Using the material below, work out how many lines contain the word "SRMTID". Reply with the number and nothing more.
# start of DATA FOR THIS EXERCISE
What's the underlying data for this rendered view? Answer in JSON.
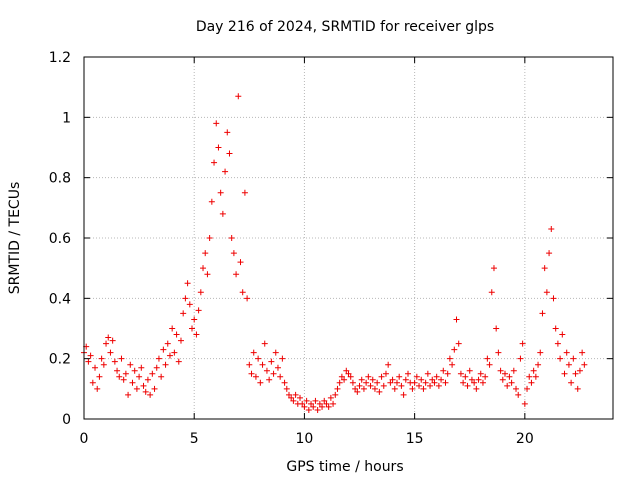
{
  "chart_data": {
    "type": "scatter",
    "title": "Day 216 of 2024, SRMTID for receiver glps",
    "xlabel": "GPS time / hours",
    "ylabel": "SRMTID / TECUs",
    "xlim": [
      0,
      24
    ],
    "ylim": [
      0,
      1.2
    ],
    "xticks": [
      0,
      5,
      10,
      15,
      20
    ],
    "yticks": [
      0,
      0.2,
      0.4,
      0.6,
      0.8,
      1,
      1.2
    ],
    "xtick_labels": [
      "0",
      "5",
      "10",
      "15",
      "20"
    ],
    "ytick_labels": [
      "0",
      "0.2",
      "0.4",
      "0.6",
      "0.8",
      "1",
      "1.2"
    ],
    "grid": true,
    "marker": "plus",
    "colors": {
      "series": "#ee0000",
      "grid": "#b8b8b8",
      "axes": "#000000"
    },
    "series": [
      {
        "name": "SRMTID",
        "points": [
          [
            0.0,
            0.22
          ],
          [
            0.1,
            0.24
          ],
          [
            0.2,
            0.19
          ],
          [
            0.3,
            0.21
          ],
          [
            0.4,
            0.12
          ],
          [
            0.5,
            0.17
          ],
          [
            0.6,
            0.1
          ],
          [
            0.7,
            0.14
          ],
          [
            0.8,
            0.2
          ],
          [
            0.9,
            0.18
          ],
          [
            1.0,
            0.25
          ],
          [
            1.1,
            0.27
          ],
          [
            1.2,
            0.22
          ],
          [
            1.3,
            0.26
          ],
          [
            1.4,
            0.19
          ],
          [
            1.5,
            0.16
          ],
          [
            1.6,
            0.14
          ],
          [
            1.7,
            0.2
          ],
          [
            1.8,
            0.13
          ],
          [
            1.9,
            0.15
          ],
          [
            2.0,
            0.08
          ],
          [
            2.1,
            0.18
          ],
          [
            2.2,
            0.12
          ],
          [
            2.3,
            0.16
          ],
          [
            2.4,
            0.1
          ],
          [
            2.5,
            0.14
          ],
          [
            2.6,
            0.17
          ],
          [
            2.7,
            0.11
          ],
          [
            2.8,
            0.09
          ],
          [
            2.9,
            0.13
          ],
          [
            3.0,
            0.08
          ],
          [
            3.1,
            0.15
          ],
          [
            3.2,
            0.1
          ],
          [
            3.3,
            0.17
          ],
          [
            3.4,
            0.2
          ],
          [
            3.5,
            0.14
          ],
          [
            3.6,
            0.23
          ],
          [
            3.7,
            0.18
          ],
          [
            3.8,
            0.25
          ],
          [
            3.9,
            0.21
          ],
          [
            4.0,
            0.3
          ],
          [
            4.1,
            0.22
          ],
          [
            4.2,
            0.28
          ],
          [
            4.3,
            0.19
          ],
          [
            4.4,
            0.26
          ],
          [
            4.5,
            0.35
          ],
          [
            4.6,
            0.4
          ],
          [
            4.7,
            0.45
          ],
          [
            4.8,
            0.38
          ],
          [
            4.9,
            0.3
          ],
          [
            5.0,
            0.33
          ],
          [
            5.1,
            0.28
          ],
          [
            5.2,
            0.36
          ],
          [
            5.3,
            0.42
          ],
          [
            5.4,
            0.5
          ],
          [
            5.5,
            0.55
          ],
          [
            5.6,
            0.48
          ],
          [
            5.7,
            0.6
          ],
          [
            5.8,
            0.72
          ],
          [
            5.9,
            0.85
          ],
          [
            6.0,
            0.98
          ],
          [
            6.1,
            0.9
          ],
          [
            6.2,
            0.75
          ],
          [
            6.3,
            0.68
          ],
          [
            6.4,
            0.82
          ],
          [
            6.5,
            0.95
          ],
          [
            6.6,
            0.88
          ],
          [
            6.7,
            0.6
          ],
          [
            6.8,
            0.55
          ],
          [
            6.9,
            0.48
          ],
          [
            7.0,
            1.07
          ],
          [
            7.1,
            0.52
          ],
          [
            7.2,
            0.42
          ],
          [
            7.3,
            0.75
          ],
          [
            7.4,
            0.4
          ],
          [
            7.5,
            0.18
          ],
          [
            7.6,
            0.15
          ],
          [
            7.7,
            0.22
          ],
          [
            7.8,
            0.14
          ],
          [
            7.9,
            0.2
          ],
          [
            8.0,
            0.12
          ],
          [
            8.1,
            0.18
          ],
          [
            8.2,
            0.25
          ],
          [
            8.3,
            0.16
          ],
          [
            8.4,
            0.13
          ],
          [
            8.5,
            0.19
          ],
          [
            8.6,
            0.15
          ],
          [
            8.7,
            0.22
          ],
          [
            8.8,
            0.17
          ],
          [
            8.9,
            0.14
          ],
          [
            9.0,
            0.2
          ],
          [
            9.1,
            0.12
          ],
          [
            9.2,
            0.1
          ],
          [
            9.3,
            0.08
          ],
          [
            9.4,
            0.07
          ],
          [
            9.5,
            0.06
          ],
          [
            9.6,
            0.08
          ],
          [
            9.7,
            0.05
          ],
          [
            9.8,
            0.07
          ],
          [
            9.9,
            0.05
          ],
          [
            10.0,
            0.04
          ],
          [
            10.1,
            0.06
          ],
          [
            10.2,
            0.03
          ],
          [
            10.3,
            0.05
          ],
          [
            10.4,
            0.04
          ],
          [
            10.5,
            0.06
          ],
          [
            10.6,
            0.03
          ],
          [
            10.7,
            0.05
          ],
          [
            10.8,
            0.04
          ],
          [
            10.9,
            0.06
          ],
          [
            11.0,
            0.05
          ],
          [
            11.1,
            0.04
          ],
          [
            11.2,
            0.07
          ],
          [
            11.3,
            0.05
          ],
          [
            11.4,
            0.08
          ],
          [
            11.5,
            0.1
          ],
          [
            11.6,
            0.12
          ],
          [
            11.7,
            0.14
          ],
          [
            11.8,
            0.13
          ],
          [
            11.9,
            0.16
          ],
          [
            12.0,
            0.15
          ],
          [
            12.1,
            0.14
          ],
          [
            12.2,
            0.12
          ],
          [
            12.3,
            0.1
          ],
          [
            12.4,
            0.09
          ],
          [
            12.5,
            0.11
          ],
          [
            12.6,
            0.13
          ],
          [
            12.7,
            0.1
          ],
          [
            12.8,
            0.12
          ],
          [
            12.9,
            0.14
          ],
          [
            13.0,
            0.11
          ],
          [
            13.1,
            0.13
          ],
          [
            13.2,
            0.1
          ],
          [
            13.3,
            0.12
          ],
          [
            13.4,
            0.09
          ],
          [
            13.5,
            0.14
          ],
          [
            13.6,
            0.11
          ],
          [
            13.7,
            0.15
          ],
          [
            13.8,
            0.18
          ],
          [
            13.9,
            0.12
          ],
          [
            14.0,
            0.13
          ],
          [
            14.1,
            0.1
          ],
          [
            14.2,
            0.12
          ],
          [
            14.3,
            0.14
          ],
          [
            14.4,
            0.11
          ],
          [
            14.5,
            0.08
          ],
          [
            14.6,
            0.13
          ],
          [
            14.7,
            0.15
          ],
          [
            14.8,
            0.12
          ],
          [
            14.9,
            0.1
          ],
          [
            15.0,
            0.12
          ],
          [
            15.1,
            0.14
          ],
          [
            15.2,
            0.11
          ],
          [
            15.3,
            0.13
          ],
          [
            15.4,
            0.1
          ],
          [
            15.5,
            0.12
          ],
          [
            15.6,
            0.15
          ],
          [
            15.7,
            0.11
          ],
          [
            15.8,
            0.13
          ],
          [
            15.9,
            0.12
          ],
          [
            16.0,
            0.14
          ],
          [
            16.1,
            0.11
          ],
          [
            16.2,
            0.13
          ],
          [
            16.3,
            0.16
          ],
          [
            16.4,
            0.12
          ],
          [
            16.5,
            0.15
          ],
          [
            16.6,
            0.2
          ],
          [
            16.7,
            0.18
          ],
          [
            16.8,
            0.23
          ],
          [
            16.9,
            0.33
          ],
          [
            17.0,
            0.25
          ],
          [
            17.1,
            0.15
          ],
          [
            17.2,
            0.12
          ],
          [
            17.3,
            0.14
          ],
          [
            17.4,
            0.11
          ],
          [
            17.5,
            0.16
          ],
          [
            17.6,
            0.13
          ],
          [
            17.7,
            0.12
          ],
          [
            17.8,
            0.1
          ],
          [
            17.9,
            0.13
          ],
          [
            18.0,
            0.15
          ],
          [
            18.1,
            0.12
          ],
          [
            18.2,
            0.14
          ],
          [
            18.3,
            0.2
          ],
          [
            18.4,
            0.18
          ],
          [
            18.5,
            0.42
          ],
          [
            18.6,
            0.5
          ],
          [
            18.7,
            0.3
          ],
          [
            18.8,
            0.22
          ],
          [
            18.9,
            0.16
          ],
          [
            19.0,
            0.13
          ],
          [
            19.1,
            0.15
          ],
          [
            19.2,
            0.11
          ],
          [
            19.3,
            0.14
          ],
          [
            19.4,
            0.12
          ],
          [
            19.5,
            0.16
          ],
          [
            19.6,
            0.1
          ],
          [
            19.7,
            0.08
          ],
          [
            19.8,
            0.2
          ],
          [
            19.9,
            0.25
          ],
          [
            20.0,
            0.05
          ],
          [
            20.1,
            0.1
          ],
          [
            20.2,
            0.14
          ],
          [
            20.3,
            0.12
          ],
          [
            20.4,
            0.16
          ],
          [
            20.5,
            0.14
          ],
          [
            20.6,
            0.18
          ],
          [
            20.7,
            0.22
          ],
          [
            20.8,
            0.35
          ],
          [
            20.9,
            0.5
          ],
          [
            21.0,
            0.42
          ],
          [
            21.1,
            0.55
          ],
          [
            21.2,
            0.63
          ],
          [
            21.3,
            0.4
          ],
          [
            21.4,
            0.3
          ],
          [
            21.5,
            0.25
          ],
          [
            21.6,
            0.2
          ],
          [
            21.7,
            0.28
          ],
          [
            21.8,
            0.15
          ],
          [
            21.9,
            0.22
          ],
          [
            22.0,
            0.18
          ],
          [
            22.1,
            0.12
          ],
          [
            22.2,
            0.2
          ],
          [
            22.3,
            0.15
          ],
          [
            22.4,
            0.1
          ],
          [
            22.5,
            0.16
          ],
          [
            22.6,
            0.22
          ],
          [
            22.7,
            0.18
          ]
        ]
      }
    ]
  }
}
# end of DATA FOR THIS EXERCISE
COMPLETE OUTPUT:
3